• Records supplied
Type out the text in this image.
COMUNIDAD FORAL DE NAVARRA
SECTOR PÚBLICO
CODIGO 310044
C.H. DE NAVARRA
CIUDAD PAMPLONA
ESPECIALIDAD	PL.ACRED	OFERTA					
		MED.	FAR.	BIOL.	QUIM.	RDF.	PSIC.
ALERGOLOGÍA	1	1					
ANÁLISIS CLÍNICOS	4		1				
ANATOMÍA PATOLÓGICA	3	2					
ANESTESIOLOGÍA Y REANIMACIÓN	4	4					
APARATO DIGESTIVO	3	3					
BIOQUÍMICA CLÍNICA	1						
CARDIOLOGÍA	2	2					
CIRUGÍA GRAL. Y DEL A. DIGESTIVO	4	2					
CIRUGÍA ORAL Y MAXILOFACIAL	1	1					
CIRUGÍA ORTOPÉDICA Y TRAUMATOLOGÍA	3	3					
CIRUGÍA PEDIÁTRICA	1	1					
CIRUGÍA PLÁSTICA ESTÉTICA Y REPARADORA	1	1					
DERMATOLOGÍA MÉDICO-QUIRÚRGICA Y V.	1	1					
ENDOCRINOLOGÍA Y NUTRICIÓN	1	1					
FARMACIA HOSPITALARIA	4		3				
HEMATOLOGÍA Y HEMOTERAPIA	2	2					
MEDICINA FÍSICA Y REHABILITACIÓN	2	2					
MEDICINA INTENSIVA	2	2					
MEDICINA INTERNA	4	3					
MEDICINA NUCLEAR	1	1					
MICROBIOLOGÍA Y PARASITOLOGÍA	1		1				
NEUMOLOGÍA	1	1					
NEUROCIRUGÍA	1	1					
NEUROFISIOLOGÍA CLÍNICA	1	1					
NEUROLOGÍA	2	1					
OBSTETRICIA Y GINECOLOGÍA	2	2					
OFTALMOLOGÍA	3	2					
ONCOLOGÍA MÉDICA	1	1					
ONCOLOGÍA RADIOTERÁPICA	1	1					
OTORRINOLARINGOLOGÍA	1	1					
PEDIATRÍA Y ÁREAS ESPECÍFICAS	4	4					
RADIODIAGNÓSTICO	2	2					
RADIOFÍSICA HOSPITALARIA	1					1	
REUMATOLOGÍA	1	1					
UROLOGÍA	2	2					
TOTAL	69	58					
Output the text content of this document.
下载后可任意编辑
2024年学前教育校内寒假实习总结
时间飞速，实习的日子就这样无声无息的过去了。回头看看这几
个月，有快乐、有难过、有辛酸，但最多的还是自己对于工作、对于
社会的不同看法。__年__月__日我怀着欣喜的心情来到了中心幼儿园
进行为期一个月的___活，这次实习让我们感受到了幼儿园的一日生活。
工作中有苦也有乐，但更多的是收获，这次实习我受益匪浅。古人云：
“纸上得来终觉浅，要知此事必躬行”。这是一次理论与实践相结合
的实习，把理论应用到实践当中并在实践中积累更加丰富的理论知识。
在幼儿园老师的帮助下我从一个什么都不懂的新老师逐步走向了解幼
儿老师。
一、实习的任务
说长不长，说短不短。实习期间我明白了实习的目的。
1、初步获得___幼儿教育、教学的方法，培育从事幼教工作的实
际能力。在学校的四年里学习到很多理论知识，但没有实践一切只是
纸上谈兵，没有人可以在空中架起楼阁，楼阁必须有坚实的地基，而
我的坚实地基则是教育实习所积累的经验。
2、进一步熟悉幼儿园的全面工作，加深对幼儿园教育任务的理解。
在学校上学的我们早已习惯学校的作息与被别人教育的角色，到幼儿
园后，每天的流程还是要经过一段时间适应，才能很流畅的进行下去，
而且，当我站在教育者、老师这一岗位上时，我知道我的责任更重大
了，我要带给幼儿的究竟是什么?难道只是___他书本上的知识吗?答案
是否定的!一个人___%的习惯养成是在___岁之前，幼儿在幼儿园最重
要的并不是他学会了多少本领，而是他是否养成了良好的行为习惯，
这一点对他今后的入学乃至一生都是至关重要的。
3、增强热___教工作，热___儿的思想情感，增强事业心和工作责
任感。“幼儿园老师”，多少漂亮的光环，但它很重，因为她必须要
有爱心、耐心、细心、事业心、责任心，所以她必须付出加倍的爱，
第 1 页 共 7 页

• Challenge
Look above for the line that holds "Output the text content of this document.", then copy it and each line after it exactly, through the last line of the data.

• Response to this exercise
Output the text content of this document.
下载后可任意编辑
2024年学前教育校内寒假实习总结
时间飞速，实习的日子就这样无声无息的过去了。回头看看这几
个月，有快乐、有难过、有辛酸，但最多的还是自己对于工作、对于
社会的不同看法。__年__月__日我怀着欣喜的心情来到了中心幼儿园
进行为期一个月的___活，这次实习让我们感受到了幼儿园的一日生活。
工作中有苦也有乐，但更多的是收获，这次实习我受益匪浅。古人云：
“纸上得来终觉浅，要知此事必躬行”。这是一次理论与实践相结合
的实习，把理论应用到实践当中并在实践中积累更加丰富的理论知识。
在幼儿园老师的帮助下我从一个什么都不懂的新老师逐步走向了解幼
儿老师。
一、实习的任务
说长不长，说短不短。实习期间我明白了实习的目的。
1、初步获得___幼儿教育、教学的方法，培育从事幼教工作的实
际能力。在学校的四年里学习到很多理论知识，但没有实践一切只是
纸上谈兵，没有人可以在空中架起楼阁，楼阁必须有坚实的地基，而
我的坚实地基则是教育实习所积累的经验。
2、进一步熟悉幼儿园的全面工作，加深对幼儿园教育任务的理解。
在学校上学的我们早已习惯学校的作息与被别人教育的角色，到幼儿
园后，每天的流程还是要经过一段时间适应，才能很流畅的进行下去，
而且，当我站在教育者、老师这一岗位上时，我知道我的责任更重大
了，我要带给幼儿的究竟是什么?难道只是___他书本上的知识吗?答案
是否定的!一个人___%的习惯养成是在___岁之前，幼儿在幼儿园最重
要的并不是他学会了多少本领，而是他是否养成了良好的行为习惯，
这一点对他今后的入学乃至一生都是至关重要的。
3、增强热___教工作，热___儿的思想情感，增强事业心和工作责
任感。“幼儿园老师”，多少漂亮的光环，但它很重，因为她必须要
有爱心、耐心、细心、事业心、责任心，所以她必须付出加倍的爱，
第 1 页 共 7 页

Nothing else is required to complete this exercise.